### Required task:
Write out all lines holding the word "consider".

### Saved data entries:
________________
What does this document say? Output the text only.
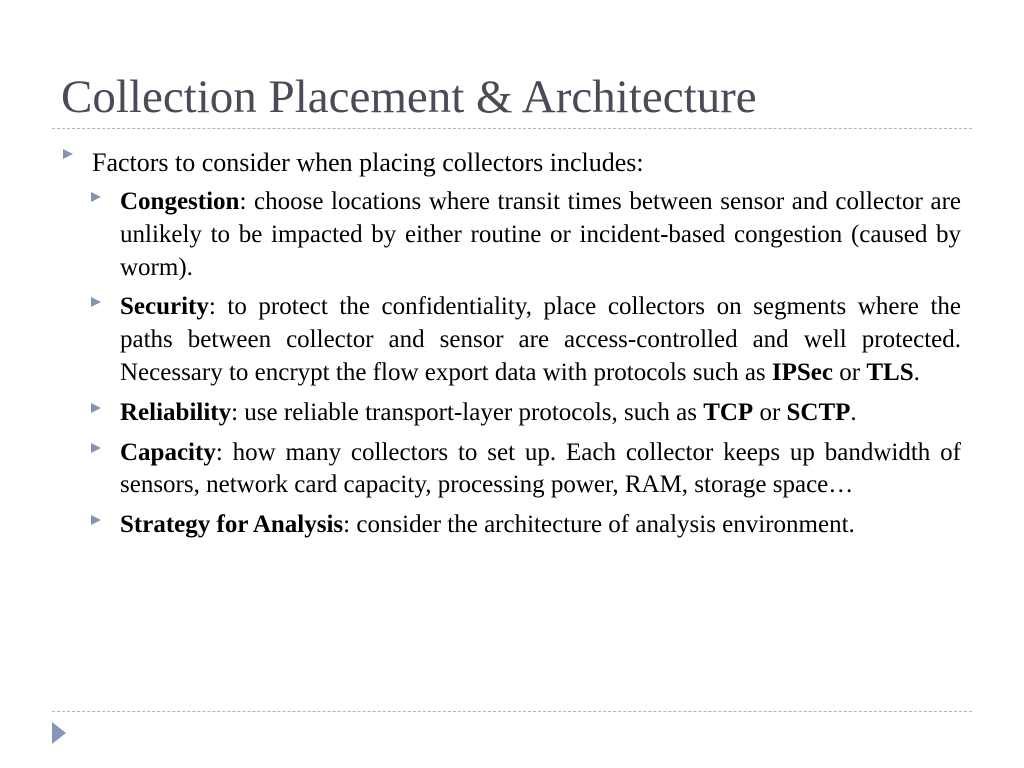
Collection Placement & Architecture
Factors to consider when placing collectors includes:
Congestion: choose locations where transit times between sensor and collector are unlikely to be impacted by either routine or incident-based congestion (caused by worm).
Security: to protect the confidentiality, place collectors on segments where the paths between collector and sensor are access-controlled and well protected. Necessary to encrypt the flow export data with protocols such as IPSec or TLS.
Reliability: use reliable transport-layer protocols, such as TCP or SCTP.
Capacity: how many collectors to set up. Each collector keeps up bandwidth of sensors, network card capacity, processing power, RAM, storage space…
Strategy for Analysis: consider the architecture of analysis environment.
________________
### Answer to the problem:
Factors to consider when placing collectors includes:
Strategy for Analysis: consider the architecture of analysis environment.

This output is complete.